[start of DATA SHOWN]
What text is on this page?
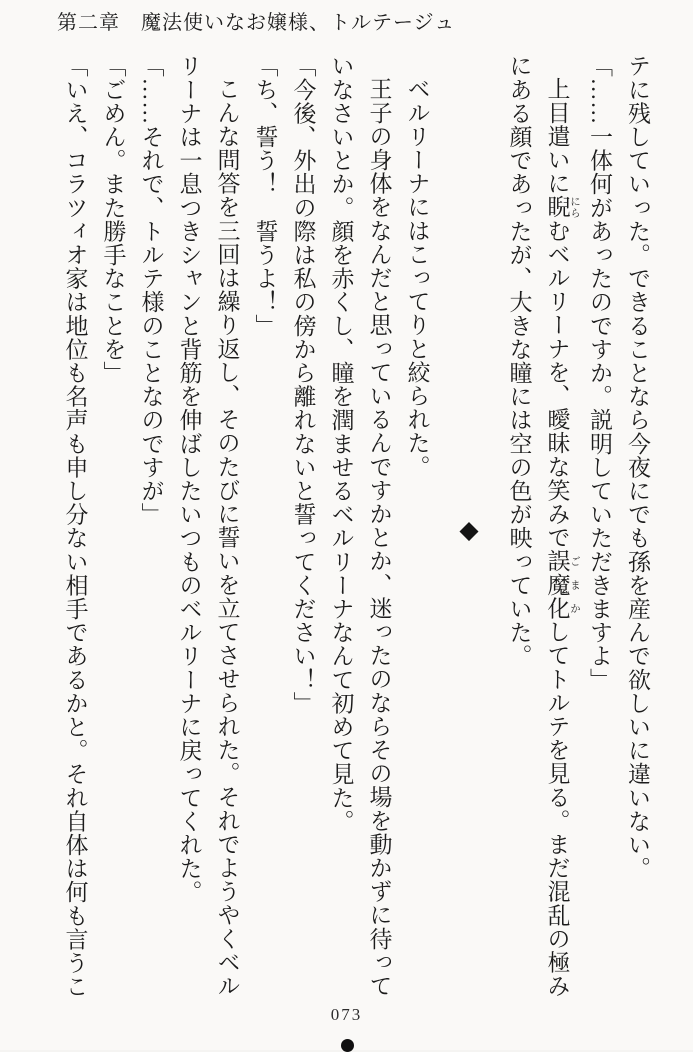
第二章 魔法使いなお嬢様、トルテージュ

テに残していった。できることなら今夜にでも孫を産んで欲しいに違いない。

「……一体何があったのですか。説明していただきますよ」

上目遣いに睨 にらむベルリーナを、曖昧な笑みで誤魔化 ごまかしてトルテを見る。まだ混乱の極みにある顔であったが、大きな瞳には空の色が映っていた。

◆

ベルリーナにはこってりと絞られた。

王子の身体をなんだと思っているんですかとか、迷ったのならその場を動かずに待っていなさいとか。顔を赤くし、瞳を潤ませるベルリーナなんて初めて見た。

「今後、外出の際は私の傍から離れないと誓ってください！」

「ち、誓う！　誓うよ！」

こんな問答を三回は繰り返し、そのたびに誓いを立てさせられた。それでようやくベルリーナは一息つきシャンと背筋を伸ばしたいつものベルリーナに戻ってくれた。

「……それで、トルテ様のことなのですが」

「ごめん。また勝手なことを」

「いえ、コラツィオ家は地位も名声も申し分ない相手であるかと。それ自体は何も言うこ

073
[end of DATA SHOWN]
▶ WHAT NEEDS TO BE DONE:
Quote the listing above in full, except for the pictures.

▶ TASK RESULT:
What text is on this page?
第二章 魔法使いなお嬢様、トルテージュ

テに残していった。できることなら今夜にでも孫を産んで欲しいに違いない。

「……一体何があったのですか。説明していただきますよ」

上目遣いに睨 にらむベルリーナを、曖昧な笑みで誤魔化 ごまかしてトルテを見る。まだ混乱の極みにある顔であったが、大きな瞳には空の色が映っていた。

◆

ベルリーナにはこってりと絞られた。

王子の身体をなんだと思っているんですかとか、迷ったのならその場を動かずに待っていなさいとか。顔を赤くし、瞳を潤ませるベルリーナなんて初めて見た。

「今後、外出の際は私の傍から離れないと誓ってください！」

「ち、誓う！　誓うよ！」

こんな問答を三回は繰り返し、そのたびに誓いを立てさせられた。それでようやくベルリーナは一息つきシャンと背筋を伸ばしたいつものベルリーナに戻ってくれた。

「……それで、トルテ様のことなのですが」

「ごめん。また勝手なことを」

「いえ、コラツィオ家は地位も名声も申し分ない相手であるかと。それ自体は何も言うこ

073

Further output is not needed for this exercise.